▸ **EXERCISE MATERIALS**:
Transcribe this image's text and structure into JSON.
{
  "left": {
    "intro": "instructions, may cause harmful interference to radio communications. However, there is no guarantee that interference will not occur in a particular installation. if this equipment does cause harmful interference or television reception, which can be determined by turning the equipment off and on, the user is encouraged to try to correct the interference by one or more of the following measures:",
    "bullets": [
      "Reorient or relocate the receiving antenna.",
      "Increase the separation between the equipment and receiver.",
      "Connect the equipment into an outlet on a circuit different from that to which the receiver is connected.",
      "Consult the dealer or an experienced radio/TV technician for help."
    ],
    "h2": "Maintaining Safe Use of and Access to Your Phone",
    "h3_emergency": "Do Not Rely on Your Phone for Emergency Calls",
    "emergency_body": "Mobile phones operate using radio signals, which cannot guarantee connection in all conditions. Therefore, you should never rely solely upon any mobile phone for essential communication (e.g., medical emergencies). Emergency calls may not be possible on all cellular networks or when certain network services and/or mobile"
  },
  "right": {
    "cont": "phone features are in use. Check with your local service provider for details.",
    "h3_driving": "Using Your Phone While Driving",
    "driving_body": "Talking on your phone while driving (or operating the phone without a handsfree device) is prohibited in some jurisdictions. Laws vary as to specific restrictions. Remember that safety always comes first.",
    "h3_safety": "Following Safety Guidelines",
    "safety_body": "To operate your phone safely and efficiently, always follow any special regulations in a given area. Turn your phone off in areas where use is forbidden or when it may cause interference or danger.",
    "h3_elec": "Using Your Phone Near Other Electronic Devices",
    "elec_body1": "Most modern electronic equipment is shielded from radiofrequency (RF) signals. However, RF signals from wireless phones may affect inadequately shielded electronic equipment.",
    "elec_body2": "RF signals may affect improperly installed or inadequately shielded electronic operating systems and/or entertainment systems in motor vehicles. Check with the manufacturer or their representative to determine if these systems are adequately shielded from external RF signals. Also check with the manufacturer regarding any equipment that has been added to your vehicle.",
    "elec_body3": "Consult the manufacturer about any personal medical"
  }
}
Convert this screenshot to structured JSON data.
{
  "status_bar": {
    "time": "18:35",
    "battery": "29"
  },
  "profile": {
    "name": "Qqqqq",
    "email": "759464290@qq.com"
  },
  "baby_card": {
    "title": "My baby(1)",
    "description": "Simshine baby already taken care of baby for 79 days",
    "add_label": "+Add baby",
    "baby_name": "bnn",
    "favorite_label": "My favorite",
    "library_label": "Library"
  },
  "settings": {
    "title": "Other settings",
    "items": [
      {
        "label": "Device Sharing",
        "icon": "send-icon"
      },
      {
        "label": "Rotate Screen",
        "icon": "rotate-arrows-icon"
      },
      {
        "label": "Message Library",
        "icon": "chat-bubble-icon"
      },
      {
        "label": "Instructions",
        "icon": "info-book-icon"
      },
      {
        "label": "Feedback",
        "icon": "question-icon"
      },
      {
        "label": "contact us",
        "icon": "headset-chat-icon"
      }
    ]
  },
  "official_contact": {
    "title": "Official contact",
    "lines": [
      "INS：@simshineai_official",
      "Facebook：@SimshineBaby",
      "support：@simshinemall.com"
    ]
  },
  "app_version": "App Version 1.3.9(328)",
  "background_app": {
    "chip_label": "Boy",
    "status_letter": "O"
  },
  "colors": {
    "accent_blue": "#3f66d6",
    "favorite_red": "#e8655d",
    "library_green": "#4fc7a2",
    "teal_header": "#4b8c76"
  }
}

▸ **OBJECTIVE**: Copy the material above back out, exactly as written.

▸ **THE SOLUTION**:
Transcribe this image's text and structure into JSON.
{
  "left": {
    "intro": "instructions, may cause harmful interference to radio communications. However, there is no guarantee that interference will not occur in a particular installation. if this equipment does cause harmful interference or television reception, which can be determined by turning the equipment off and on, the user is encouraged to try to correct the interference by one or more of the following measures:",
    "bullets": [
      "Reorient or relocate the receiving antenna.",
      "Increase the separation between the equipment and receiver.",
      "Connect the equipment into an outlet on a circuit different from that to which the receiver is connected.",
      "Consult the dealer or an experienced radio/TV technician for help."
    ],
    "h2": "Maintaining Safe Use of and Access to Your Phone",
    "h3_emergency": "Do Not Rely on Your Phone for Emergency Calls",
    "emergency_body": "Mobile phones operate using radio signals, which cannot guarantee connection in all conditions. Therefore, you should never rely solely upon any mobile phone for essential communication (e.g., medical emergencies). Emergency calls may not be possible on all cellular networks or when certain network services and/or mobile"
  },
  "right": {
    "cont": "phone features are in use. Check with your local service provider for details.",
    "h3_driving": "Using Your Phone While Driving",
    "driving_body": "Talking on your phone while driving (or operating the phone without a handsfree device) is prohibited in some jurisdictions. Laws vary as to specific restrictions. Remember that safety always comes first.",
    "h3_safety": "Following Safety Guidelines",
    "safety_body": "To operate your phone safely and efficiently, always follow any special regulations in a given area. Turn your phone off in areas where use is forbidden or when it may cause interference or danger.",
    "h3_elec": "Using Your Phone Near Other Electronic Devices",
    "elec_body1": "Most modern electronic equipment is shielded from radiofrequency (RF) signals. However, RF signals from wireless phones may affect inadequately shielded electronic equipment.",
    "elec_body2": "RF signals may affect improperly installed or inadequately shielded electronic operating systems and/or entertainment systems in motor vehicles. Check with the manufacturer or their representative to determine if these systems are adequately shielded from external RF signals. Also check with the manufacturer regarding any equipment that has been added to your vehicle.",
    "elec_body3": "Consult the manufacturer about any personal medical"
  }
}
Convert this screenshot to structured JSON data.
{
  "status_bar": {
    "time": "18:35",
    "battery": "29"
  },
  "profile": {
    "name": "Qqqqq",
    "email": "759464290@qq.com"
  },
  "baby_card": {
    "title": "My baby(1)",
    "description": "Simshine baby already taken care of baby for 79 days",
    "add_label": "+Add baby",
    "baby_name": "bnn",
    "favorite_label": "My favorite",
    "library_label": "Library"
  },
  "settings": {
    "title": "Other settings",
    "items": [
      {
        "label": "Device Sharing",
        "icon": "send-icon"
      },
      {
        "label": "Rotate Screen",
        "icon": "rotate-arrows-icon"
      },
      {
        "label": "Message Library",
        "icon": "chat-bubble-icon"
      },
      {
        "label": "Instructions",
        "icon": "info-book-icon"
      },
      {
        "label": "Feedback",
        "icon": "question-icon"
      },
      {
        "label": "contact us",
        "icon": "headset-chat-icon"
      }
    ]
  },
  "official_contact": {
    "title": "Official contact",
    "lines": [
      "INS：@simshineai_official",
      "Facebook：@SimshineBaby",
      "support：@simshinemall.com"
    ]
  },
  "app_version": "App Version 1.3.9(328)",
  "background_app": {
    "chip_label": "Boy",
    "status_letter": "O"
  },
  "colors": {
    "accent_blue": "#3f66d6",
    "favorite_red": "#e8655d",
    "library_green": "#4fc7a2",
    "teal_header": "#4b8c76"
  }
}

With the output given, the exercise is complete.